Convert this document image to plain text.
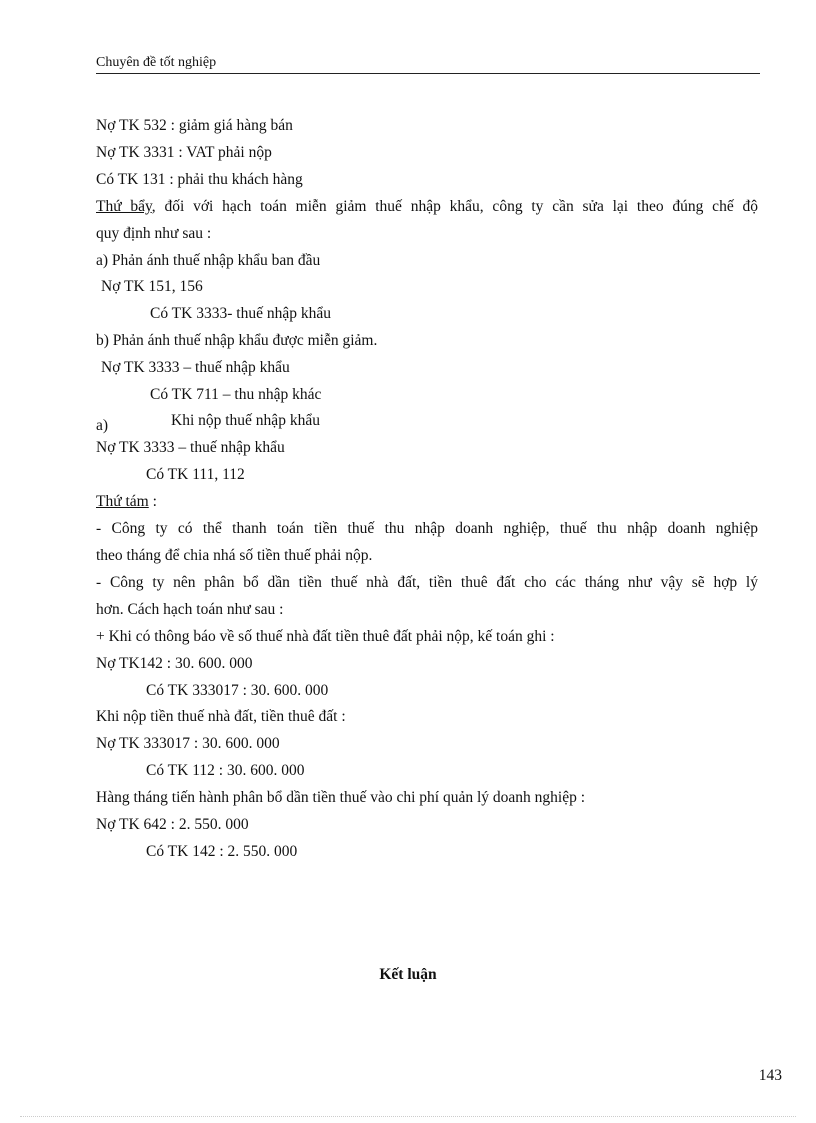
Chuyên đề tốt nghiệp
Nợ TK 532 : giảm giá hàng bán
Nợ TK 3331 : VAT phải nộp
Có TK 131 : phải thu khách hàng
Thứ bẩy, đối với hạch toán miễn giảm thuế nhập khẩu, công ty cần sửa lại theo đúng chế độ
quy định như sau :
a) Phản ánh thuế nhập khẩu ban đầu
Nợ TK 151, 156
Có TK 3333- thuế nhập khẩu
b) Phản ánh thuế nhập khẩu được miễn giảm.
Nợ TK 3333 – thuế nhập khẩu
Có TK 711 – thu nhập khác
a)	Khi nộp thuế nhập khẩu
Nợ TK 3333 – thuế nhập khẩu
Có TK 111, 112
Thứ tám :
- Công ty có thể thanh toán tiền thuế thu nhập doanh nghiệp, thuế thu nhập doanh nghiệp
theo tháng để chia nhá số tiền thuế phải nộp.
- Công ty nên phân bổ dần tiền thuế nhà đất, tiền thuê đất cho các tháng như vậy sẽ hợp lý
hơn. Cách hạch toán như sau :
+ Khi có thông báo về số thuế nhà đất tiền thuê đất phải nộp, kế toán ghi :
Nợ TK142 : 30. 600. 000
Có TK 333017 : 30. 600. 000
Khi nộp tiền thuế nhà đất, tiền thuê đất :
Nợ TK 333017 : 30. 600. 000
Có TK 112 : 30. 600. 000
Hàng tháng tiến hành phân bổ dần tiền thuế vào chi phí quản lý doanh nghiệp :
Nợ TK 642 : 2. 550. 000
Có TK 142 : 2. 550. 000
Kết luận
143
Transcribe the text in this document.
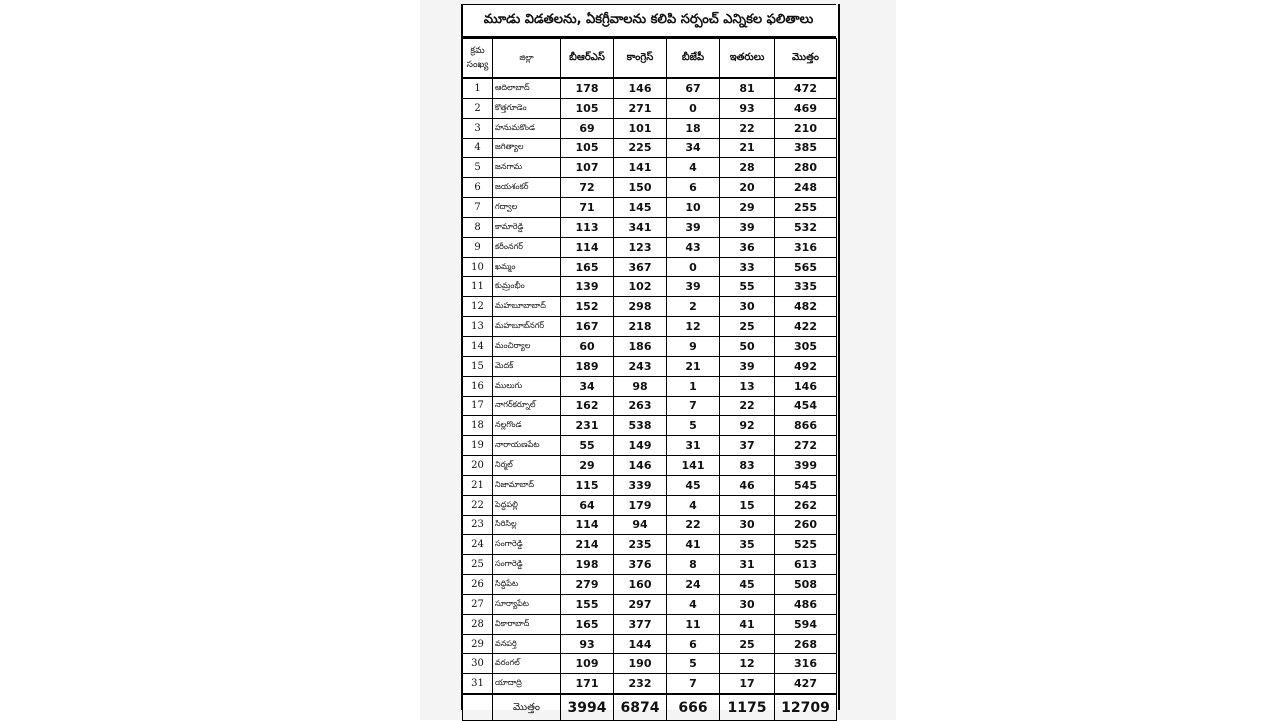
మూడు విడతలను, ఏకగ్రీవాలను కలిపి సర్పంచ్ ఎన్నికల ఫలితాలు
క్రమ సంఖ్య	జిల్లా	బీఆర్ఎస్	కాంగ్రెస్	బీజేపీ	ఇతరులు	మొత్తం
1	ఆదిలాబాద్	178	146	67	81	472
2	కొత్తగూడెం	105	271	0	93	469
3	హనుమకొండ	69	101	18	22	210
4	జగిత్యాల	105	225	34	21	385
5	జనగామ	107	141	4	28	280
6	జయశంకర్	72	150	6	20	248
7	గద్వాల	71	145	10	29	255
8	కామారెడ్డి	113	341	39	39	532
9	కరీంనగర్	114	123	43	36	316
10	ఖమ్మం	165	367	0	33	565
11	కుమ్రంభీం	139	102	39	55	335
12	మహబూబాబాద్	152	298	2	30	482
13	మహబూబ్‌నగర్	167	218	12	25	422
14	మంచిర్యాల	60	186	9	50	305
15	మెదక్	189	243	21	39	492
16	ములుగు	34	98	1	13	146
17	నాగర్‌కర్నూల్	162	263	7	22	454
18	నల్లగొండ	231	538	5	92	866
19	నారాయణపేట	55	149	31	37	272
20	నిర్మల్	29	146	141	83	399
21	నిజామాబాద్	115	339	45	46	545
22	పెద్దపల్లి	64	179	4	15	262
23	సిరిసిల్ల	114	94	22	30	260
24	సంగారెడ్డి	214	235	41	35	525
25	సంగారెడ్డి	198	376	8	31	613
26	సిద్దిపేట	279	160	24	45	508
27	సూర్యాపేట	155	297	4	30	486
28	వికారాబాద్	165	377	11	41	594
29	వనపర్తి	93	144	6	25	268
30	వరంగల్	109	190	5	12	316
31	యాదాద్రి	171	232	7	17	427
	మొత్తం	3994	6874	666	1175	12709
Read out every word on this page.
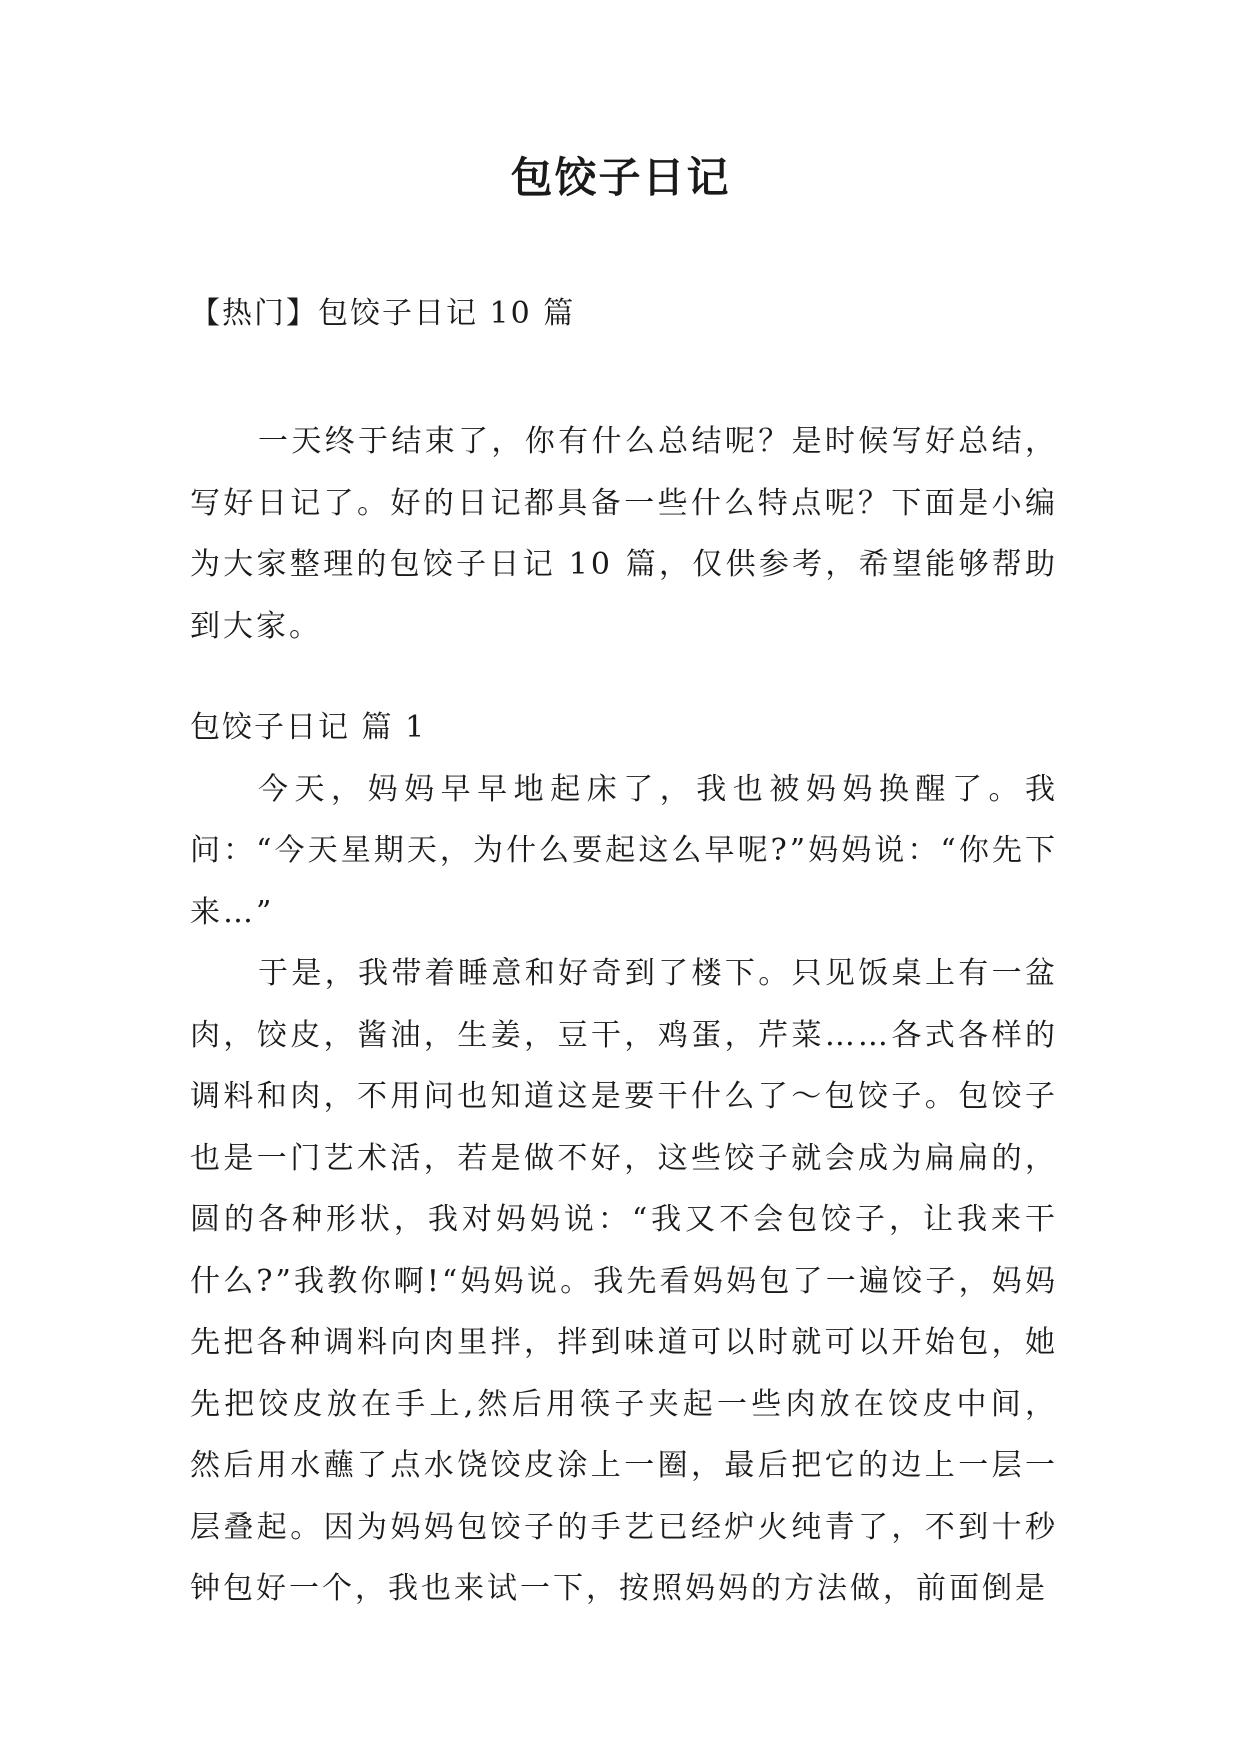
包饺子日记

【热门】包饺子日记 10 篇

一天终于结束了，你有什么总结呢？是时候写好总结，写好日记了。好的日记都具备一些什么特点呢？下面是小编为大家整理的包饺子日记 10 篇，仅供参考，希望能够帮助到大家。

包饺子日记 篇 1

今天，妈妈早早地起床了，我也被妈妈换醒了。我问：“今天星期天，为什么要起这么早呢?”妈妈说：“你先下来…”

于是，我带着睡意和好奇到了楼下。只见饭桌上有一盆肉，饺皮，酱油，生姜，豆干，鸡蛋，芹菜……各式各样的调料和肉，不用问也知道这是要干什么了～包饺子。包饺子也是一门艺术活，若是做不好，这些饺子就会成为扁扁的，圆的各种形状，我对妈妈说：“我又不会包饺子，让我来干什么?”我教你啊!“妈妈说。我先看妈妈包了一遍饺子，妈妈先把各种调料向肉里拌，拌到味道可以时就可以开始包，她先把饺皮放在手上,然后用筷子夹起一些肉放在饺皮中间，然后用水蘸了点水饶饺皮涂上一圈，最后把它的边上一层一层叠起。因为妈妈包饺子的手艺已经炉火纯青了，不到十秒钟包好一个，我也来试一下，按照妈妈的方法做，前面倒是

SET PROBLEM ▸ Copy all lines of the listing above that contain the string "thuê".

ANSWER TO THIS PROBLEM ▸
- Công ty nên phân bổ dần tiền thuế nhà đất, tiền thuê đất cho các tháng như vậy sẽ hợp lý
+ Khi có thông báo về số thuế nhà đất tiền thuê đất phải nộp, kế toán ghi :
Khi nộp tiền thuế nhà đất, tiền thuê đất :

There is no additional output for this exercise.